» **Your task**:
Transcribe all of the records precisely as they are presented.

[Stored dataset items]

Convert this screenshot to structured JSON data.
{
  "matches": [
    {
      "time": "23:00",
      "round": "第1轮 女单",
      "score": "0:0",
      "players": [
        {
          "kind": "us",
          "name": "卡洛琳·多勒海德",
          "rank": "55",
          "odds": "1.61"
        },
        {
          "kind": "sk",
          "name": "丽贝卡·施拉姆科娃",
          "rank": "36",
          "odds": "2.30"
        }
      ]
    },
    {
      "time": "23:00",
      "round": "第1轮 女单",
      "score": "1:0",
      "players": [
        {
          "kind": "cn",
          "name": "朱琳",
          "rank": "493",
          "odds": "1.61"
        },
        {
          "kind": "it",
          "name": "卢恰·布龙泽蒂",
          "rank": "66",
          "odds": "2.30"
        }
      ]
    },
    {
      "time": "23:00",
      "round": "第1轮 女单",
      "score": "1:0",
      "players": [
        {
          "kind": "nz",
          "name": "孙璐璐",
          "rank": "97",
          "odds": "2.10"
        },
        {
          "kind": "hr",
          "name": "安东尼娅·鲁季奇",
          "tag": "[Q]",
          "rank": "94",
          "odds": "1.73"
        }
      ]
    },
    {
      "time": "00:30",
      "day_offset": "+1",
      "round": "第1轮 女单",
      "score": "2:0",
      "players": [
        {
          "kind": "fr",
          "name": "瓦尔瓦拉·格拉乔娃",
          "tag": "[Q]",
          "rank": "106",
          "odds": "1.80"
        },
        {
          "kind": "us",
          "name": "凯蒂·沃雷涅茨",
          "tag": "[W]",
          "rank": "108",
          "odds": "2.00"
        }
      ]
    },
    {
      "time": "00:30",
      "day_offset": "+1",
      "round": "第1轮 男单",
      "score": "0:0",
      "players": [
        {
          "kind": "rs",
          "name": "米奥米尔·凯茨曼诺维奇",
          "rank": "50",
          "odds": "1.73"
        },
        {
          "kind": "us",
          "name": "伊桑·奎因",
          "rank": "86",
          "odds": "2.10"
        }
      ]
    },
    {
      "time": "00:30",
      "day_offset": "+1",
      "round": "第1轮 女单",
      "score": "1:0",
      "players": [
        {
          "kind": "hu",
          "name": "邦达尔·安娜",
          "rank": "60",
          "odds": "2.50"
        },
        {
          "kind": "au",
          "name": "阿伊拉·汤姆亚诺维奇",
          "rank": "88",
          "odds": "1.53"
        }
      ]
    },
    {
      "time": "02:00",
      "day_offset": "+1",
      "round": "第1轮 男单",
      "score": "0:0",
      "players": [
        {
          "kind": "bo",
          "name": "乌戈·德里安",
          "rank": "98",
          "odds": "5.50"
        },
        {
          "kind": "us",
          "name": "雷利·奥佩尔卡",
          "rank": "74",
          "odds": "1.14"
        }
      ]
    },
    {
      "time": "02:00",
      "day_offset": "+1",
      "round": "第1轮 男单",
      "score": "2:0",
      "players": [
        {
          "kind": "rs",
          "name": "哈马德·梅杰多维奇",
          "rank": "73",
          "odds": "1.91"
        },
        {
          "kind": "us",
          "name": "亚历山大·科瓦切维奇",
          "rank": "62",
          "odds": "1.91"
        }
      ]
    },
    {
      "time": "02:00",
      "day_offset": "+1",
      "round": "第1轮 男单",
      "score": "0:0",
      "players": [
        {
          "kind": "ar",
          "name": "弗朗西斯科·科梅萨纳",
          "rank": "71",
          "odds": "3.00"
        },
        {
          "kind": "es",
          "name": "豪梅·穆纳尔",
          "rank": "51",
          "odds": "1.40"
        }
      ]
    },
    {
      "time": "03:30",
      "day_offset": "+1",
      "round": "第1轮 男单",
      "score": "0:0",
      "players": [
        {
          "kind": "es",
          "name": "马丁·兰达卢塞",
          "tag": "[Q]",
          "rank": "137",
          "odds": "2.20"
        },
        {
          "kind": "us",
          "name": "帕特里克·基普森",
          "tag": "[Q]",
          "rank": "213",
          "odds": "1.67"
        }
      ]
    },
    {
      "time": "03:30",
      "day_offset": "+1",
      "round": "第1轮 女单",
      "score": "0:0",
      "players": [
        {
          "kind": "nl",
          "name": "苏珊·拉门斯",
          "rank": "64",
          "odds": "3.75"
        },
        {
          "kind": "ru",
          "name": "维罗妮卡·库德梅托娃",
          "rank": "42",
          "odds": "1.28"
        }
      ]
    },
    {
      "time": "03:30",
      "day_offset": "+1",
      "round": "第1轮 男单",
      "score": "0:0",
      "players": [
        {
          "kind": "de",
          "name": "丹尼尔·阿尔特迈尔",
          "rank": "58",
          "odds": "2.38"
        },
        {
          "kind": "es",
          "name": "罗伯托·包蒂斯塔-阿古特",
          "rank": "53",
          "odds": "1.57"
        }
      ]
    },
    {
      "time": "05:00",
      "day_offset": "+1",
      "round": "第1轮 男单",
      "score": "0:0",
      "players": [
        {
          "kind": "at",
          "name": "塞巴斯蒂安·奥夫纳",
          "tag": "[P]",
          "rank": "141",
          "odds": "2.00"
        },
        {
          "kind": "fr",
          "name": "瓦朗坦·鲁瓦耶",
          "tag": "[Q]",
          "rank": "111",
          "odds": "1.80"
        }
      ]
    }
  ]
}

» **Answer to this task**:
Convert this screenshot to structured JSON data.
{
  "matches": [
    {
      "time": "23:00",
      "round": "第1轮 女单",
      "score": "0:0",
      "players": [
        {
          "kind": "us",
          "name": "卡洛琳·多勒海德",
          "rank": "55",
          "odds": "1.61"
        },
        {
          "kind": "sk",
          "name": "丽贝卡·施拉姆科娃",
          "rank": "36",
          "odds": "2.30"
        }
      ]
    },
    {
      "time": "23:00",
      "round": "第1轮 女单",
      "score": "1:0",
      "players": [
        {
          "kind": "cn",
          "name": "朱琳",
          "rank": "493",
          "odds": "1.61"
        },
        {
          "kind": "it",
          "name": "卢恰·布龙泽蒂",
          "rank": "66",
          "odds": "2.30"
        }
      ]
    },
    {
      "time": "23:00",
      "round": "第1轮 女单",
      "score": "1:0",
      "players": [
        {
          "kind": "nz",
          "name": "孙璐璐",
          "rank": "97",
          "odds": "2.10"
        },
        {
          "kind": "hr",
          "name": "安东尼娅·鲁季奇",
          "tag": "[Q]",
          "rank": "94",
          "odds": "1.73"
        }
      ]
    },
    {
      "time": "00:30",
      "day_offset": "+1",
      "round": "第1轮 女单",
      "score": "2:0",
      "players": [
        {
          "kind": "fr",
          "name": "瓦尔瓦拉·格拉乔娃",
          "tag": "[Q]",
          "rank": "106",
          "odds": "1.80"
        },
        {
          "kind": "us",
          "name": "凯蒂·沃雷涅茨",
          "tag": "[W]",
          "rank": "108",
          "odds": "2.00"
        }
      ]
    },
    {
      "time": "00:30",
      "day_offset": "+1",
      "round": "第1轮 男单",
      "score": "0:0",
      "players": [
        {
          "kind": "rs",
          "name": "米奥米尔·凯茨曼诺维奇",
          "rank": "50",
          "odds": "1.73"
        },
        {
          "kind": "us",
          "name": "伊桑·奎因",
          "rank": "86",
          "odds": "2.10"
        }
      ]
    },
    {
      "time": "00:30",
      "day_offset": "+1",
      "round": "第1轮 女单",
      "score": "1:0",
      "players": [
        {
          "kind": "hu",
          "name": "邦达尔·安娜",
          "rank": "60",
          "odds": "2.50"
        },
        {
          "kind": "au",
          "name": "阿伊拉·汤姆亚诺维奇",
          "rank": "88",
          "odds": "1.53"
        }
      ]
    },
    {
      "time": "02:00",
      "day_offset": "+1",
      "round": "第1轮 男单",
      "score": "0:0",
      "players": [
        {
          "kind": "bo",
          "name": "乌戈·德里安",
          "rank": "98",
          "odds": "5.50"
        },
        {
          "kind": "us",
          "name": "雷利·奥佩尔卡",
          "rank": "74",
          "odds": "1.14"
        }
      ]
    },
    {
      "time": "02:00",
      "day_offset": "+1",
      "round": "第1轮 男单",
      "score": "2:0",
      "players": [
        {
          "kind": "rs",
          "name": "哈马德·梅杰多维奇",
          "rank": "73",
          "odds": "1.91"
        },
        {
          "kind": "us",
          "name": "亚历山大·科瓦切维奇",
          "rank": "62",
          "odds": "1.91"
        }
      ]
    },
    {
      "time": "02:00",
      "day_offset": "+1",
      "round": "第1轮 男单",
      "score": "0:0",
      "players": [
        {
          "kind": "ar",
          "name": "弗朗西斯科·科梅萨纳",
          "rank": "71",
          "odds": "3.00"
        },
        {
          "kind": "es",
          "name": "豪梅·穆纳尔",
          "rank": "51",
          "odds": "1.40"
        }
      ]
    },
    {
      "time": "03:30",
      "day_offset": "+1",
      "round": "第1轮 男单",
      "score": "0:0",
      "players": [
        {
          "kind": "es",
          "name": "马丁·兰达卢塞",
          "tag": "[Q]",
          "rank": "137",
          "odds": "2.20"
        },
        {
          "kind": "us",
          "name": "帕特里克·基普森",
          "tag": "[Q]",
          "rank": "213",
          "odds": "1.67"
        }
      ]
    },
    {
      "time": "03:30",
      "day_offset": "+1",
      "round": "第1轮 女单",
      "score": "0:0",
      "players": [
        {
          "kind": "nl",
          "name": "苏珊·拉门斯",
          "rank": "64",
          "odds": "3.75"
        },
        {
          "kind": "ru",
          "name": "维罗妮卡·库德梅托娃",
          "rank": "42",
          "odds": "1.28"
        }
      ]
    },
    {
      "time": "03:30",
      "day_offset": "+1",
      "round": "第1轮 男单",
      "score": "0:0",
      "players": [
        {
          "kind": "de",
          "name": "丹尼尔·阿尔特迈尔",
          "rank": "58",
          "odds": "2.38"
        },
        {
          "kind": "es",
          "name": "罗伯托·包蒂斯塔-阿古特",
          "rank": "53",
          "odds": "1.57"
        }
      ]
    },
    {
      "time": "05:00",
      "day_offset": "+1",
      "round": "第1轮 男单",
      "score": "0:0",
      "players": [
        {
          "kind": "at",
          "name": "塞巴斯蒂安·奥夫纳",
          "tag": "[P]",
          "rank": "141",
          "odds": "2.00"
        },
        {
          "kind": "fr",
          "name": "瓦朗坦·鲁瓦耶",
          "tag": "[Q]",
          "rank": "111",
          "odds": "1.80"
        }
      ]
    }
  ]
}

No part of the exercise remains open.